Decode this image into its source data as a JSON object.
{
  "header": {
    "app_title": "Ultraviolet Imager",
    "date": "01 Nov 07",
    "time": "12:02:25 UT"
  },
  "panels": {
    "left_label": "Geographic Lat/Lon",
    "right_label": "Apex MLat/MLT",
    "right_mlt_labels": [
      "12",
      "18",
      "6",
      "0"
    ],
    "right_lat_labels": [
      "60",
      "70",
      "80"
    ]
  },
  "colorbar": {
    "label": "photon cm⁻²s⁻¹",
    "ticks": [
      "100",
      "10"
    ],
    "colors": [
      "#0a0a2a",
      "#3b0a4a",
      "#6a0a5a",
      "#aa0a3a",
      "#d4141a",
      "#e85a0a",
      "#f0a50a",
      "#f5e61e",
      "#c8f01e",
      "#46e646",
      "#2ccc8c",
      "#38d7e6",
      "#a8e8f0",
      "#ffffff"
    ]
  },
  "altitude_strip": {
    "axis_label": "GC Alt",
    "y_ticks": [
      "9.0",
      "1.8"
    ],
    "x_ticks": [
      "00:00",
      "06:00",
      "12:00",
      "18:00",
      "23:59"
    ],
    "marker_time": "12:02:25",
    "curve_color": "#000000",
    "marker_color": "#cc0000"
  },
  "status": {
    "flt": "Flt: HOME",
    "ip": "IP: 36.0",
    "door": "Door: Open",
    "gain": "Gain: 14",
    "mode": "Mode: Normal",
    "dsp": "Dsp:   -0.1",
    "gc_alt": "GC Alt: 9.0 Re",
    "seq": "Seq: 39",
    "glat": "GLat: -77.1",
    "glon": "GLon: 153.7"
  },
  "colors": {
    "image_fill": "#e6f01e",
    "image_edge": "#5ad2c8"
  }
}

Work instructions
Print every entry exactly as it appears.

Exercise output
Decode this image into its source data as a JSON object.
{
  "header": {
    "app_title": "Ultraviolet Imager",
    "date": "01 Nov 07",
    "time": "12:02:25 UT"
  },
  "panels": {
    "left_label": "Geographic Lat/Lon",
    "right_label": "Apex MLat/MLT",
    "right_mlt_labels": [
      "12",
      "18",
      "6",
      "0"
    ],
    "right_lat_labels": [
      "60",
      "70",
      "80"
    ]
  },
  "colorbar": {
    "label": "photon cm⁻²s⁻¹",
    "ticks": [
      "100",
      "10"
    ],
    "colors": [
      "#0a0a2a",
      "#3b0a4a",
      "#6a0a5a",
      "#aa0a3a",
      "#d4141a",
      "#e85a0a",
      "#f0a50a",
      "#f5e61e",
      "#c8f01e",
      "#46e646",
      "#2ccc8c",
      "#38d7e6",
      "#a8e8f0",
      "#ffffff"
    ]
  },
  "altitude_strip": {
    "axis_label": "GC Alt",
    "y_ticks": [
      "9.0",
      "1.8"
    ],
    "x_ticks": [
      "00:00",
      "06:00",
      "12:00",
      "18:00",
      "23:59"
    ],
    "marker_time": "12:02:25",
    "curve_color": "#000000",
    "marker_color": "#cc0000"
  },
  "status": {
    "flt": "Flt: HOME",
    "ip": "IP: 36.0",
    "door": "Door: Open",
    "gain": "Gain: 14",
    "mode": "Mode: Normal",
    "dsp": "Dsp:   -0.1",
    "gc_alt": "GC Alt: 9.0 Re",
    "seq": "Seq: 39",
    "glat": "GLat: -77.1",
    "glon": "GLon: 153.7"
  },
  "colors": {
    "image_fill": "#e6f01e",
    "image_edge": "#5ad2c8"
  }
}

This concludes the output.